## REQUIRED TASK
Reproduce every entry that follows word for word, but omit the images.

## DATA FOR PROCESSING
==================================================

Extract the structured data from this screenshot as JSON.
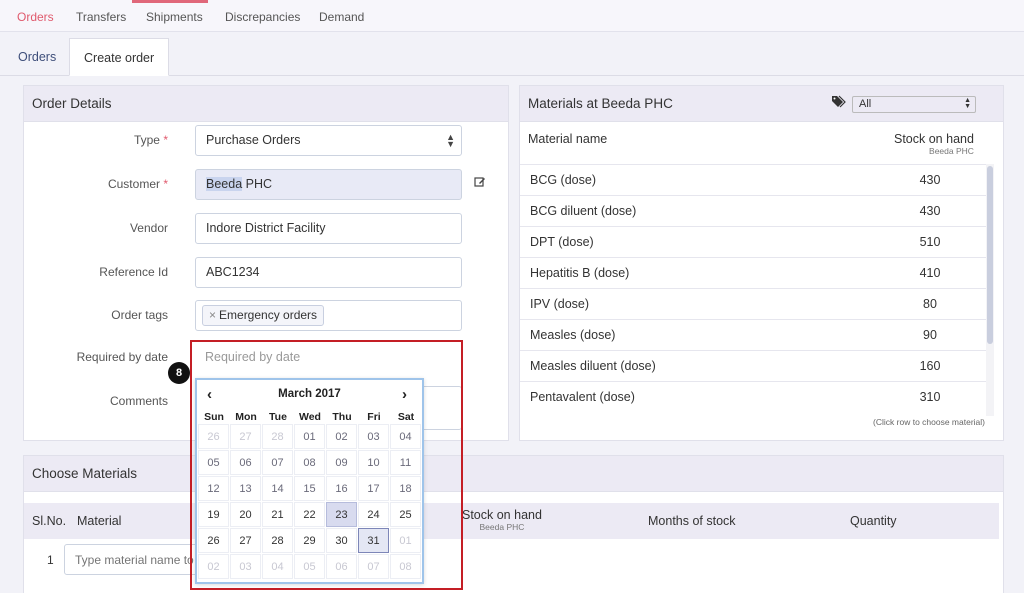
{
  "topnav": {
    "items": [
      "Orders",
      "Transfers",
      "Shipments",
      "Discrepancies",
      "Demand"
    ]
  },
  "subtabs": [
    "Orders",
    "Create order"
  ],
  "order_details": {
    "title": "Order Details",
    "type_label": "Type",
    "type_value": "Purchase Orders",
    "customer_label": "Customer",
    "customer_value_hl": "Beeda",
    "customer_value_rest": " PHC",
    "vendor_label": "Vendor",
    "vendor_value": "Indore District Facility",
    "refid_label": "Reference Id",
    "refid_value": "ABC1234",
    "tags_label": "Order tags",
    "tag_value": "Emergency orders",
    "tag_remove": "×",
    "required_label": "Required by date",
    "required_placeholder": "Required by date",
    "comments_label": "Comments",
    "required_mark": "*"
  },
  "badge": "8",
  "calendar": {
    "month_label": "March 2017",
    "prev": "‹",
    "next": "›",
    "dow": [
      "Sun",
      "Mon",
      "Tue",
      "Wed",
      "Thu",
      "Fri",
      "Sat"
    ],
    "weeks": [
      [
        "26",
        "27",
        "28",
        "01",
        "02",
        "03",
        "04"
      ],
      [
        "05",
        "06",
        "07",
        "08",
        "09",
        "10",
        "11"
      ],
      [
        "12",
        "13",
        "14",
        "15",
        "16",
        "17",
        "18"
      ],
      [
        "19",
        "20",
        "21",
        "22",
        "23",
        "24",
        "25"
      ],
      [
        "26",
        "27",
        "28",
        "29",
        "30",
        "31",
        "01"
      ],
      [
        "02",
        "03",
        "04",
        "05",
        "06",
        "07",
        "08"
      ]
    ],
    "today": "23",
    "selected": "31"
  },
  "materials": {
    "title": "Materials at Beeda PHC",
    "filter_value": "All",
    "col_name": "Material name",
    "col_stock": "Stock on hand",
    "col_stock_sub": "Beeda PHC",
    "rows": [
      {
        "name": "BCG (dose)",
        "stock": "430"
      },
      {
        "name": "BCG diluent (dose)",
        "stock": "430"
      },
      {
        "name": "DPT (dose)",
        "stock": "510"
      },
      {
        "name": "Hepatitis B (dose)",
        "stock": "410"
      },
      {
        "name": "IPV (dose)",
        "stock": "80"
      },
      {
        "name": "Measles (dose)",
        "stock": "90"
      },
      {
        "name": "Measles diluent (dose)",
        "stock": "160"
      },
      {
        "name": "Pentavalent (dose)",
        "stock": "310"
      }
    ],
    "hint": "(Click row to choose material)"
  },
  "choose_materials": {
    "title": "Choose Materials",
    "col_slno": "Sl.No.",
    "col_material": "Material",
    "col_stock": "Stock on hand",
    "col_stock_sub": "Beeda PHC",
    "col_months": "Months of stock",
    "col_quantity": "Quantity",
    "row_num": "1",
    "input_placeholder": "Type material name to choose"
  }
}
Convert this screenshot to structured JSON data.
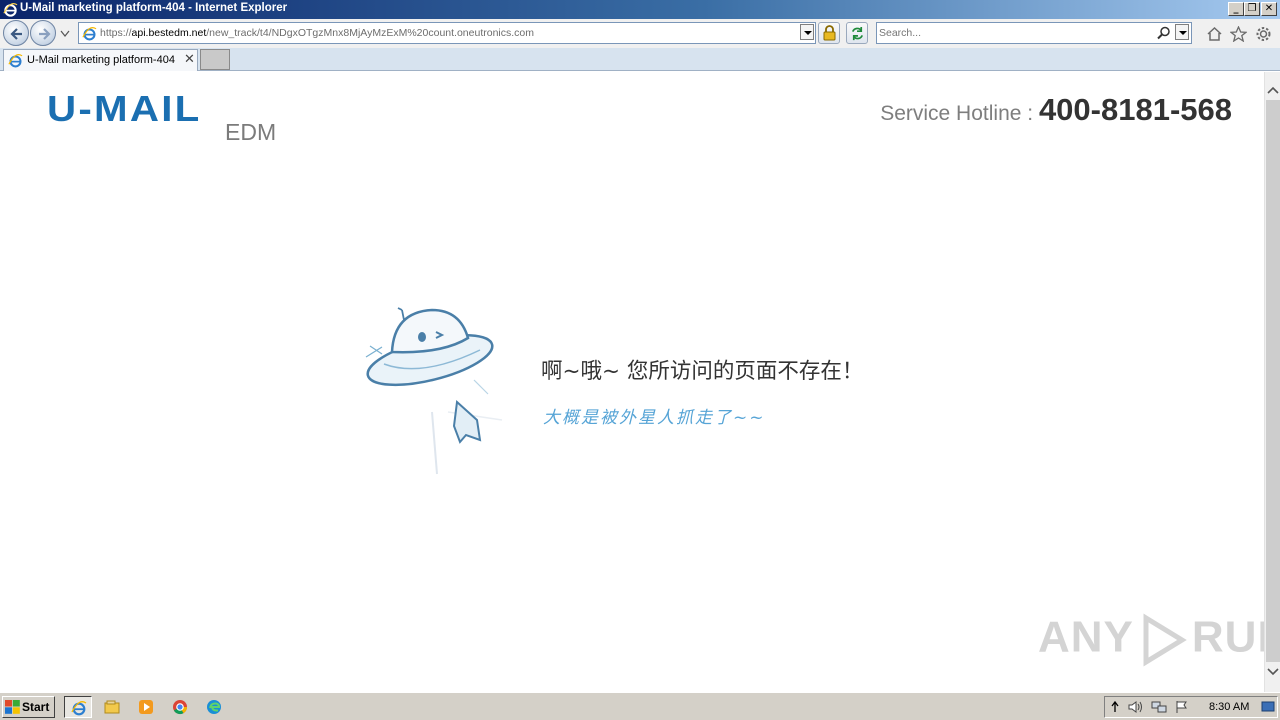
{
  "window": {
    "title": "U-Mail marketing platform-404 - Internet Explorer",
    "controls": [
      "_",
      "❐",
      "✕"
    ]
  },
  "address_bar": {
    "url_prefix": "https://",
    "url_domain": "api.bestedm.net",
    "url_rest": "/new_track/t4/NDgxOTgzMnx8MjAyMzExM%20count.oneutronics.com"
  },
  "search": {
    "placeholder": "Search..."
  },
  "tabs": [
    {
      "label": "U-Mail marketing platform-404",
      "close": "✕"
    }
  ],
  "page": {
    "logo_text": "U-MAIL",
    "logo_suffix": "EDM",
    "hotline_label": "Service Hotline : ",
    "hotline_number": "400-8181-568",
    "error_title": "啊~哦~ 您所访问的页面不存在！",
    "error_subtitle": "大概是被外星人抓走了~~",
    "illustration": "ufo-icon",
    "brand_color": "#1b6fb1",
    "accent_color": "#56a4d6"
  },
  "watermark": {
    "left": "ANY",
    "right": "RUN"
  },
  "taskbar": {
    "start_label": "Start",
    "apps": [
      "ie-icon",
      "explorer-icon",
      "media-player-icon",
      "chrome-icon",
      "edge-icon"
    ],
    "tray_icons": [
      "tray-expand-icon",
      "volume-icon",
      "network-icon",
      "flag-icon"
    ],
    "clock": "8:30 AM"
  }
}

==================================================

## TASK ANSWER
Extract the structured data from this screenshot as JSON.
{
  "topnav": {
    "items": [
      "Orders",
      "Transfers",
      "Shipments",
      "Discrepancies",
      "Demand"
    ]
  },
  "subtabs": [
    "Orders",
    "Create order"
  ],
  "order_details": {
    "title": "Order Details",
    "type_label": "Type",
    "type_value": "Purchase Orders",
    "customer_label": "Customer",
    "customer_value_hl": "Beeda",
    "customer_value_rest": " PHC",
    "vendor_label": "Vendor",
    "vendor_value": "Indore District Facility",
    "refid_label": "Reference Id",
    "refid_value": "ABC1234",
    "tags_label": "Order tags",
    "tag_value": "Emergency orders",
    "tag_remove": "×",
    "required_label": "Required by date",
    "required_placeholder": "Required by date",
    "comments_label": "Comments",
    "required_mark": "*"
  },
  "badge": "8",
  "calendar": {
    "month_label": "March 2017",
    "prev": "‹",
    "next": "›",
    "dow": [
      "Sun",
      "Mon",
      "Tue",
      "Wed",
      "Thu",
      "Fri",
      "Sat"
    ],
    "weeks": [
      [
        "26",
        "27",
        "28",
        "01",
        "02",
        "03",
        "04"
      ],
      [
        "05",
        "06",
        "07",
        "08",
        "09",
        "10",
        "11"
      ],
      [
        "12",
        "13",
        "14",
        "15",
        "16",
        "17",
        "18"
      ],
      [
        "19",
        "20",
        "21",
        "22",
        "23",
        "24",
        "25"
      ],
      [
        "26",
        "27",
        "28",
        "29",
        "30",
        "31",
        "01"
      ],
      [
        "02",
        "03",
        "04",
        "05",
        "06",
        "07",
        "08"
      ]
    ],
    "today": "23",
    "selected": "31"
  },
  "materials": {
    "title": "Materials at Beeda PHC",
    "filter_value": "All",
    "col_name": "Material name",
    "col_stock": "Stock on hand",
    "col_stock_sub": "Beeda PHC",
    "rows": [
      {
        "name": "BCG (dose)",
        "stock": "430"
      },
      {
        "name": "BCG diluent (dose)",
        "stock": "430"
      },
      {
        "name": "DPT (dose)",
        "stock": "510"
      },
      {
        "name": "Hepatitis B (dose)",
        "stock": "410"
      },
      {
        "name": "IPV (dose)",
        "stock": "80"
      },
      {
        "name": "Measles (dose)",
        "stock": "90"
      },
      {
        "name": "Measles diluent (dose)",
        "stock": "160"
      },
      {
        "name": "Pentavalent (dose)",
        "stock": "310"
      }
    ],
    "hint": "(Click row to choose material)"
  },
  "choose_materials": {
    "title": "Choose Materials",
    "col_slno": "Sl.No.",
    "col_material": "Material",
    "col_stock": "Stock on hand",
    "col_stock_sub": "Beeda PHC",
    "col_months": "Months of stock",
    "col_quantity": "Quantity",
    "row_num": "1",
    "input_placeholder": "Type material name to choose"
  }
}
Convert this screenshot to structured JSON data.
{
  "window": {
    "title": "U-Mail marketing platform-404 - Internet Explorer",
    "controls": [
      "_",
      "❐",
      "✕"
    ]
  },
  "address_bar": {
    "url_prefix": "https://",
    "url_domain": "api.bestedm.net",
    "url_rest": "/new_track/t4/NDgxOTgzMnx8MjAyMzExM%20count.oneutronics.com"
  },
  "search": {
    "placeholder": "Search..."
  },
  "tabs": [
    {
      "label": "U-Mail marketing platform-404",
      "close": "✕"
    }
  ],
  "page": {
    "logo_text": "U-MAIL",
    "logo_suffix": "EDM",
    "hotline_label": "Service Hotline : ",
    "hotline_number": "400-8181-568",
    "error_title": "啊~哦~ 您所访问的页面不存在！",
    "error_subtitle": "大概是被外星人抓走了~~",
    "illustration": "ufo-icon",
    "brand_color": "#1b6fb1",
    "accent_color": "#56a4d6"
  },
  "watermark": {
    "left": "ANY",
    "right": "RUN"
  },
  "taskbar": {
    "start_label": "Start",
    "apps": [
      "ie-icon",
      "explorer-icon",
      "media-player-icon",
      "chrome-icon",
      "edge-icon"
    ],
    "tray_icons": [
      "tray-expand-icon",
      "volume-icon",
      "network-icon",
      "flag-icon"
    ],
    "clock": "8:30 AM"
  }
}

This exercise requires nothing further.